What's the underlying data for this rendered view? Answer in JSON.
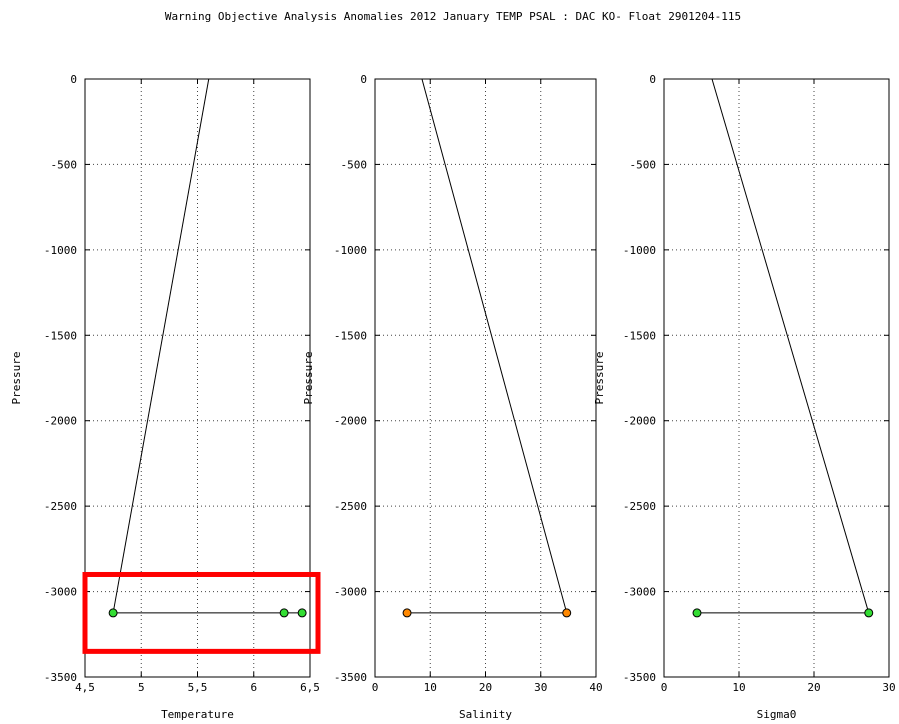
{
  "title": "Warning Objective Analysis Anomalies 2012 January TEMP PSAL :  DAC KO- Float 2901204-115",
  "colors": {
    "green_point": "#33dd33",
    "orange_point": "#ff8800",
    "highlight": "#ff0000",
    "line": "#000000",
    "grid": "#444444"
  },
  "chart_data": [
    {
      "type": "line",
      "xlabel": "Temperature",
      "ylabel": "Pressure",
      "xlim": [
        4.5,
        6.5
      ],
      "ylim": [
        -3500,
        0
      ],
      "xticks": [
        4.5,
        5,
        5.5,
        6,
        6.5
      ],
      "xtick_labels": [
        "4,5",
        "5",
        "5,5",
        "6",
        "6,5"
      ],
      "yticks": [
        0,
        -500,
        -1000,
        -1500,
        -2000,
        -2500,
        -3000,
        -3500
      ],
      "ytick_labels": [
        "0",
        "-500",
        "-1000",
        "-1500",
        "-2000",
        "-2500",
        "-3000",
        "-3500"
      ],
      "grid": true,
      "profile": {
        "x": [
          5.6,
          4.75
        ],
        "y": [
          0,
          -3125
        ]
      },
      "horizontal_line": {
        "x": [
          4.75,
          6.43
        ],
        "y": -3125
      },
      "points": [
        {
          "x": 4.75,
          "y": -3125,
          "color": "green"
        },
        {
          "x": 6.27,
          "y": -3125,
          "color": "green"
        },
        {
          "x": 6.43,
          "y": -3125,
          "color": "green"
        }
      ],
      "highlight_box": {
        "x": [
          4.5,
          6.5
        ],
        "y": [
          -3350,
          -2900
        ]
      }
    },
    {
      "type": "line",
      "xlabel": "Salinity",
      "ylabel": "Pressure",
      "xlim": [
        0,
        40
      ],
      "ylim": [
        -3500,
        0
      ],
      "xticks": [
        0,
        10,
        20,
        30,
        40
      ],
      "xtick_labels": [
        "0",
        "10",
        "20",
        "30",
        "40"
      ],
      "yticks": [
        0,
        -500,
        -1000,
        -1500,
        -2000,
        -2500,
        -3000,
        -3500
      ],
      "ytick_labels": [
        "0",
        "-500",
        "-1000",
        "-1500",
        "-2000",
        "-2500",
        "-3000",
        "-3500"
      ],
      "grid": true,
      "profile": {
        "x": [
          8.5,
          34.7
        ],
        "y": [
          0,
          -3125
        ]
      },
      "horizontal_line": {
        "x": [
          5.8,
          34.7
        ],
        "y": -3125
      },
      "points": [
        {
          "x": 5.8,
          "y": -3125,
          "color": "orange"
        },
        {
          "x": 34.7,
          "y": -3125,
          "color": "orange"
        }
      ]
    },
    {
      "type": "line",
      "xlabel": "Sigma0",
      "ylabel": "Pressure",
      "xlim": [
        0,
        30
      ],
      "ylim": [
        -3500,
        0
      ],
      "xticks": [
        0,
        10,
        20,
        30
      ],
      "xtick_labels": [
        "0",
        "10",
        "20",
        "30"
      ],
      "yticks": [
        0,
        -500,
        -1000,
        -1500,
        -2000,
        -2500,
        -3000,
        -3500
      ],
      "ytick_labels": [
        "0",
        "-500",
        "-1000",
        "-1500",
        "-2000",
        "-2500",
        "-3000",
        "-3500"
      ],
      "grid": true,
      "profile": {
        "x": [
          6.4,
          27.3
        ],
        "y": [
          0,
          -3125
        ]
      },
      "horizontal_line": {
        "x": [
          4.4,
          27.3
        ],
        "y": -3125
      },
      "points": [
        {
          "x": 4.4,
          "y": -3125,
          "color": "green"
        },
        {
          "x": 27.3,
          "y": -3125,
          "color": "green"
        }
      ]
    }
  ]
}
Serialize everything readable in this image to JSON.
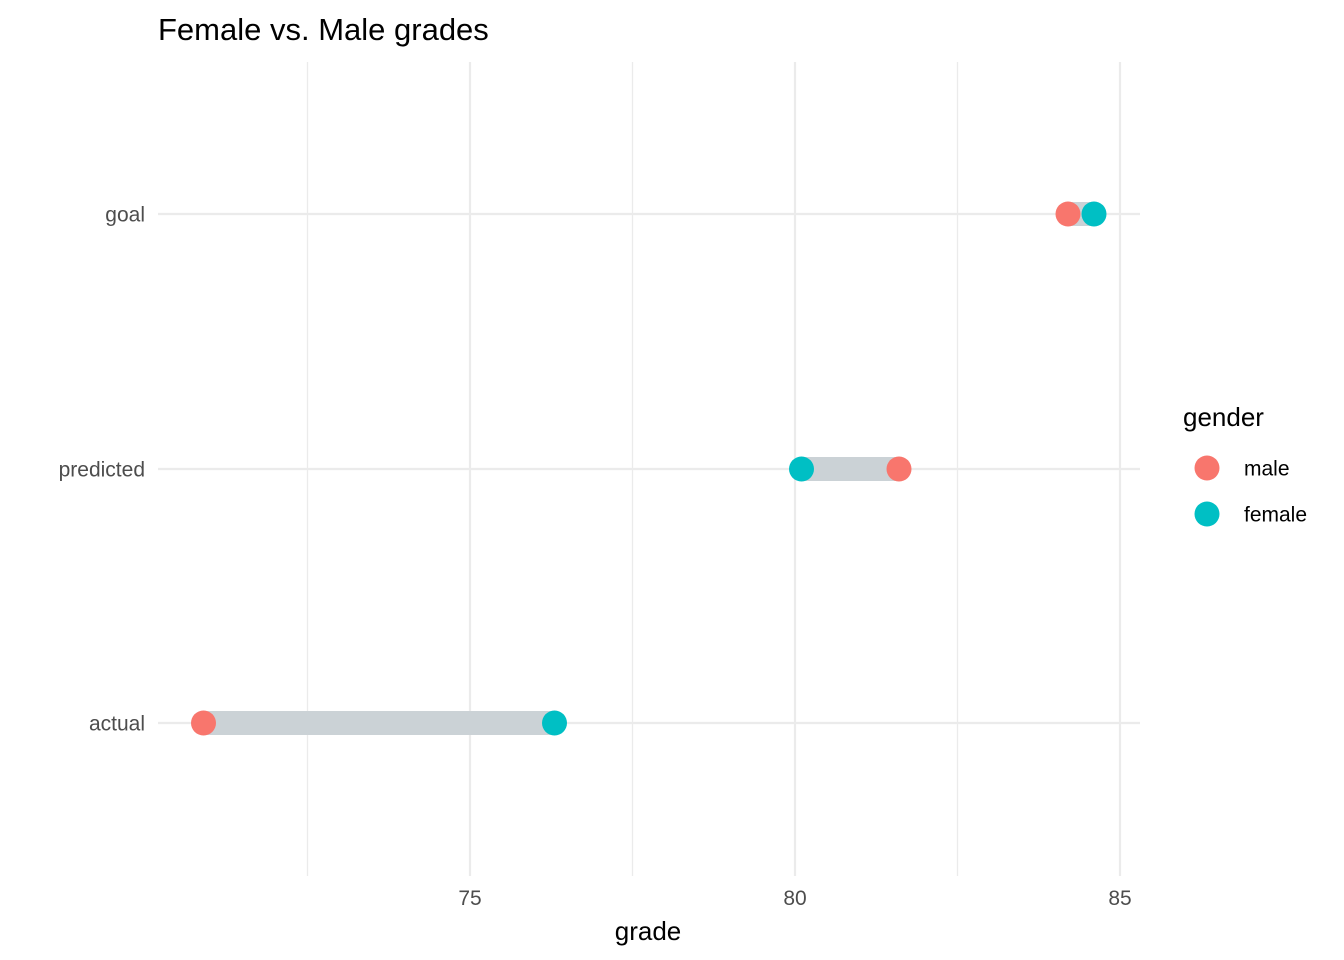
{
  "chart_data": {
    "type": "dumbbell",
    "title": "Female vs. Male grades",
    "xlabel": "grade",
    "ylabel": "",
    "xlim": [
      70.2,
      85.3
    ],
    "x_ticks": [
      75,
      80,
      85
    ],
    "x_tick_labels": [
      "75",
      "80",
      "85"
    ],
    "x_minor_ticks": [
      72.5,
      77.5,
      82.5
    ],
    "categories": [
      "goal",
      "predicted",
      "actual"
    ],
    "series": [
      {
        "name": "male",
        "color": "#F8766D",
        "values": [
          84.2,
          81.6,
          70.9
        ]
      },
      {
        "name": "female",
        "color": "#00BFC4",
        "values": [
          84.6,
          80.1,
          76.3
        ]
      }
    ],
    "segment_color": "#CBD2D6",
    "grid": true,
    "legend": {
      "title": "gender",
      "position": "right",
      "entries": [
        "male",
        "female"
      ]
    }
  }
}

+++++

• _Stated goal_:
Copy out each line that contains the word "title".

• _Exercise response_:
  "title": "Warning Objective Analysis Anomalies 2012 January TEMP PSAL :  DAC KO- Float 2901204-115",
    "title": "Female vs. Male grades",
      "title": "gender",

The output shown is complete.